---- TASK DATA
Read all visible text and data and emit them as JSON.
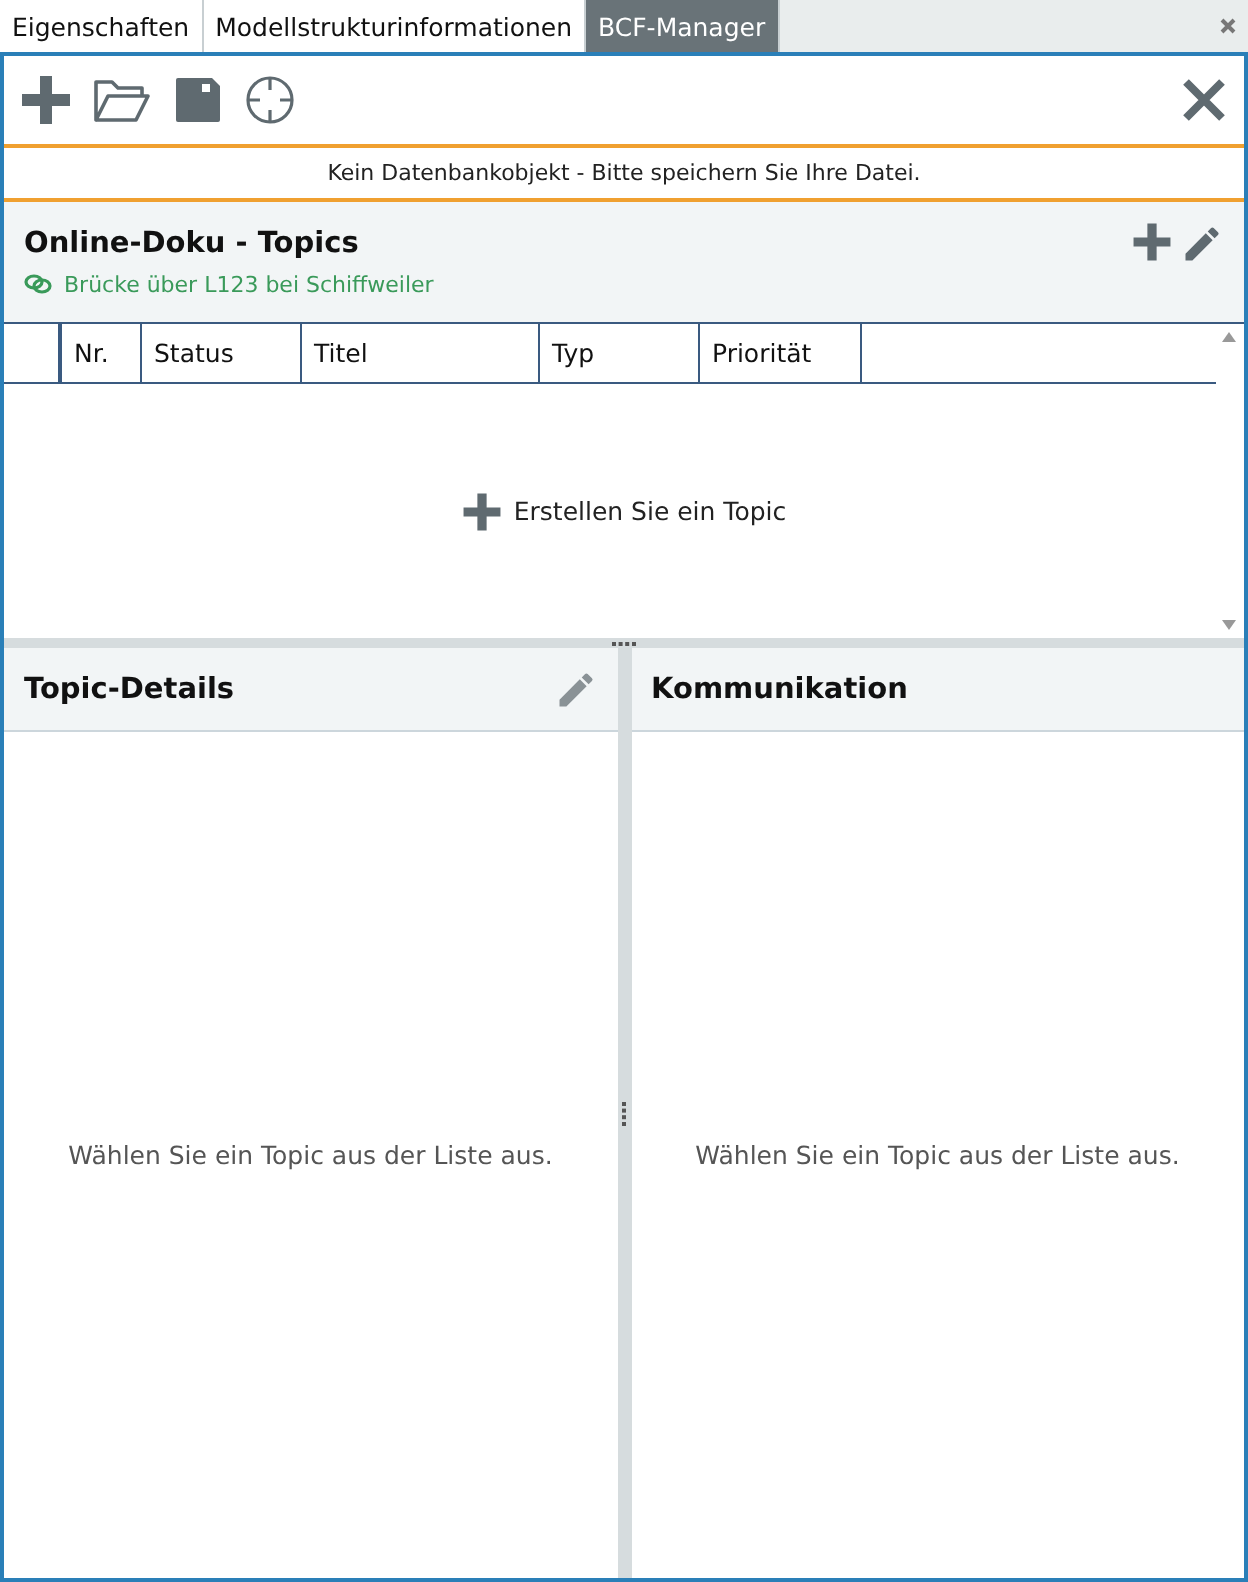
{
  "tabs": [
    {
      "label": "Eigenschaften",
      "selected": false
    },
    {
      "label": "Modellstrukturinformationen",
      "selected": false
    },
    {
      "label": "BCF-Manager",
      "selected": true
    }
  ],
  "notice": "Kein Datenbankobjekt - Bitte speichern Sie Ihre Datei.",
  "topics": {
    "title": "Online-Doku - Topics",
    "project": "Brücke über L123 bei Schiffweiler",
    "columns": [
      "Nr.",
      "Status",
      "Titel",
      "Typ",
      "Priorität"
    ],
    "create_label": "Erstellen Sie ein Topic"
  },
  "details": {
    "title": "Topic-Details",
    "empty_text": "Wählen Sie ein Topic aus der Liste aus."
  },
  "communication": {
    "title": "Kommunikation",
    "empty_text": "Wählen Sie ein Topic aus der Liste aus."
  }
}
--------
SET EXERCISE: How many of the lines in the listing above hold the word "title"? Report only that figure.

RESPONSE BELOW: 3